| Exercise brief |
All the data must come back unchanged, except that pictures are left out.

Dataset excerpt:

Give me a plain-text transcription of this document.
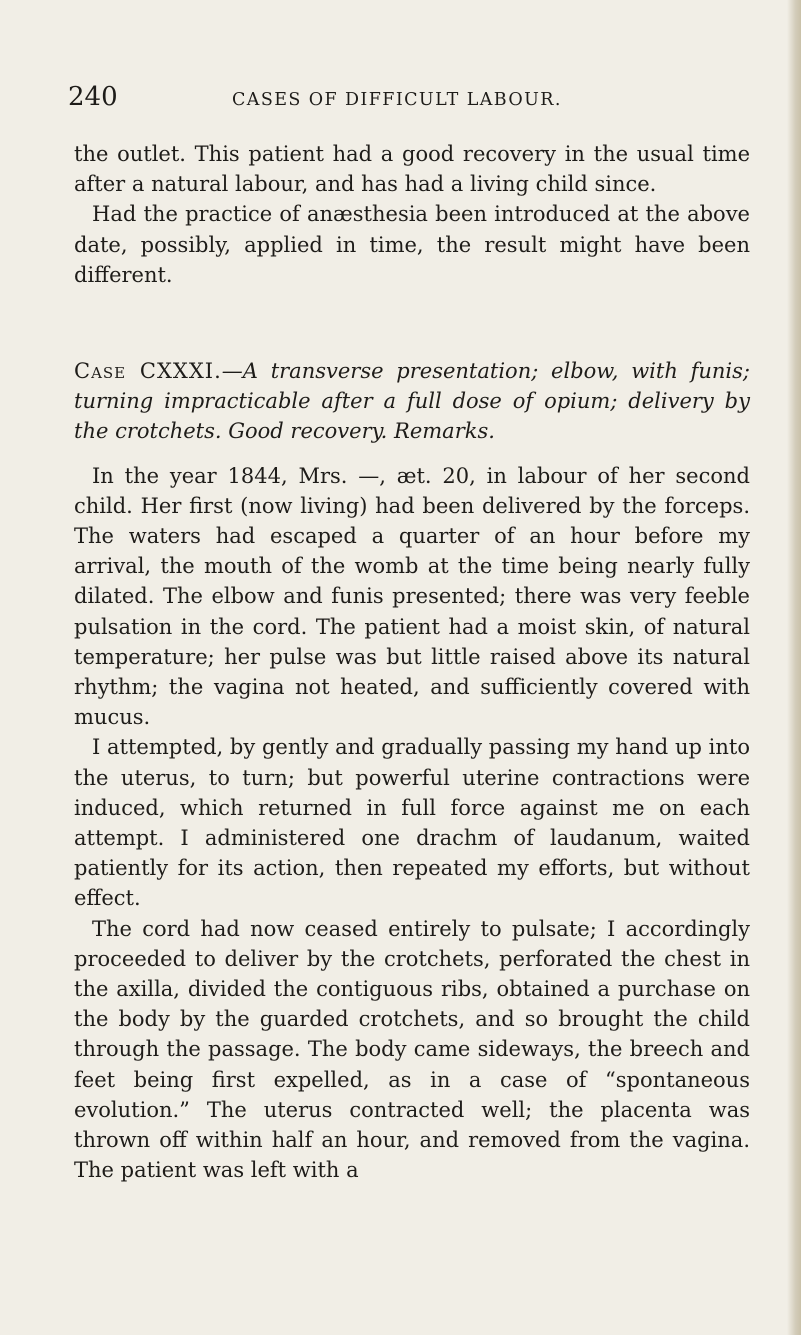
240	CASES OF DIFFICULT LABOUR.

the outlet. This patient had a good recovery in the usual time after a natural labour, and has had a living child since.

Had the practice of anæsthesia been introduced at the above date, possibly, applied in time, the result might have been different.

Case CXXXI.—A transverse presentation; elbow, with funis; turning impracticable after a full dose of opium; delivery by the crotchets. Good recovery. Remarks.

In the year 1844, Mrs. —, æt. 20, in labour of her second child. Her first (now living) had been delivered by the forceps. The waters had escaped a quarter of an hour before my arrival, the mouth of the womb at the time being nearly fully dilated. The elbow and funis presented; there was very feeble pulsation in the cord. The patient had a moist skin, of natural temperature; her pulse was but little raised above its natural rhythm; the vagina not heated, and sufficiently covered with mucus.

I attempted, by gently and gradually passing my hand up into the uterus, to turn; but powerful uterine contractions were induced, which returned in full force against me on each attempt. I administered one drachm of laudanum, waited patiently for its action, then repeated my efforts, but without effect.

The cord had now ceased entirely to pulsate; I accordingly proceeded to deliver by the crotchets, perforated the chest in the axilla, divided the contiguous ribs, obtained a purchase on the body by the guarded crotchets, and so brought the child through the passage. The body came sideways, the breech and feet being first expelled, as in a case of “spontaneous evolution.” The uterus contracted well; the placenta was thrown off within half an hour, and removed from the vagina. The patient was left with a
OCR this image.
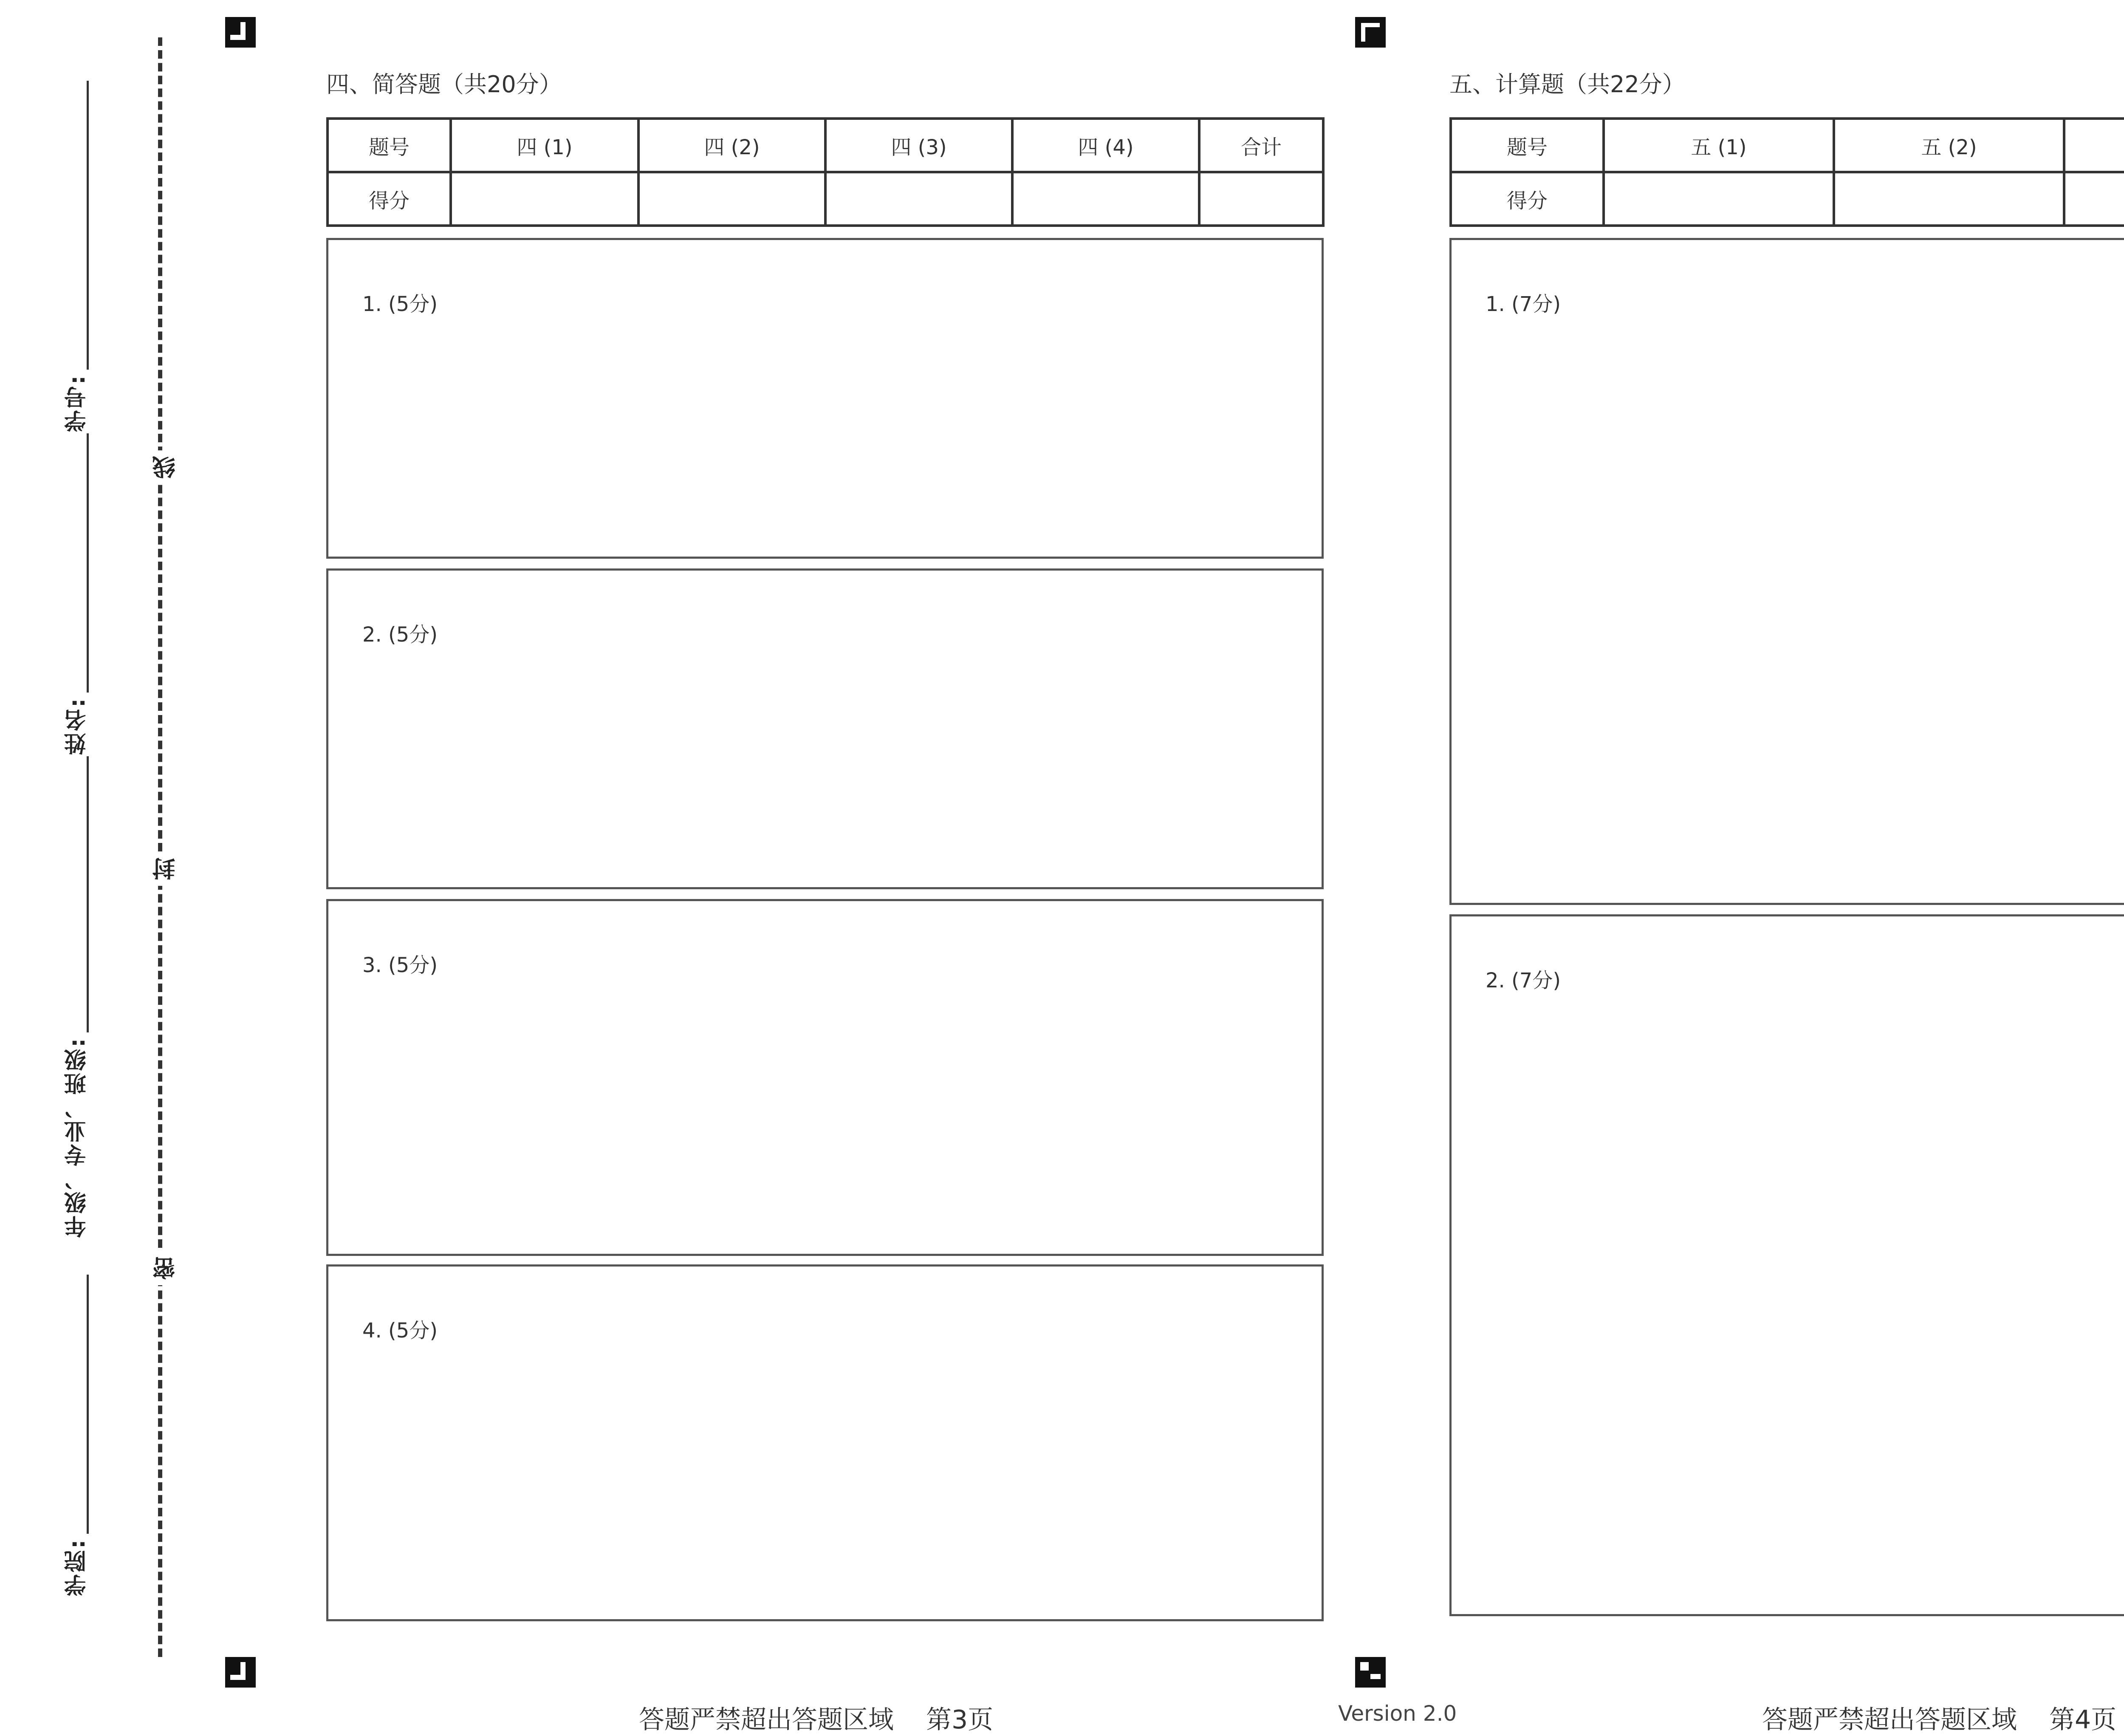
学号:
姓名:
年级、专业、班级:
学院:
线
封
密
四、简答题（共20分）
题号	四 (1)	四 (2)	四 (3)	四 (4)	合计
得分					
1. (5分)
2. (5分)
3. (5分)
4. (5分)
答题严禁超出答题区域 第3页	Version 2.0
五、计算题（共22分）
题号	五 (1)	五 (2)		
得分				
1. (7分)
2. (7分)
答题严禁超出答题区域 第4页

| Response to this exercise |
Give me a plain-text transcription of this document.
240	CASES OF DIFFICULT LABOUR.

the outlet. This patient had a good recovery in the usual time after a natural labour, and has had a living child since.

Had the practice of anæsthesia been introduced at the above date, possibly, applied in time, the result might have been different.

Case CXXXI.—A transverse presentation; elbow, with funis; turning impracticable after a full dose of opium; delivery by the crotchets. Good recovery. Remarks.

In the year 1844, Mrs. —, æt. 20, in labour of her second child. Her first (now living) had been delivered by the forceps. The waters had escaped a quarter of an hour before my arrival, the mouth of the womb at the time being nearly fully dilated. The elbow and funis presented; there was very feeble pulsation in the cord. The patient had a moist skin, of natural temperature; her pulse was but little raised above its natural rhythm; the vagina not heated, and sufficiently covered with mucus.

I attempted, by gently and gradually passing my hand up into the uterus, to turn; but powerful uterine contractions were induced, which returned in full force against me on each attempt. I administered one drachm of laudanum, waited patiently for its action, then repeated my efforts, but without effect.

The cord had now ceased entirely to pulsate; I accordingly proceeded to deliver by the crotchets, perforated the chest in the axilla, divided the contiguous ribs, obtained a purchase on the body by the guarded crotchets, and so brought the child through the passage. The body came sideways, the breech and feet being first expelled, as in a case of “spontaneous evolution.” The uterus contracted well; the placenta was thrown off within half an hour, and removed from the vagina. The patient was left with a
OCR this image.
学号:
姓名:
年级、专业、班级:
学院:
线
封
密
四、简答题（共20分）
题号	四 (1)	四 (2)	四 (3)	四 (4)	合计
得分					
1. (5分)
2. (5分)
3. (5分)
4. (5分)
答题严禁超出答题区域 第3页	Version 2.0
五、计算题（共22分）
题号	五 (1)	五 (2)		
得分				
1. (7分)
2. (7分)
答题严禁超出答题区域 第4页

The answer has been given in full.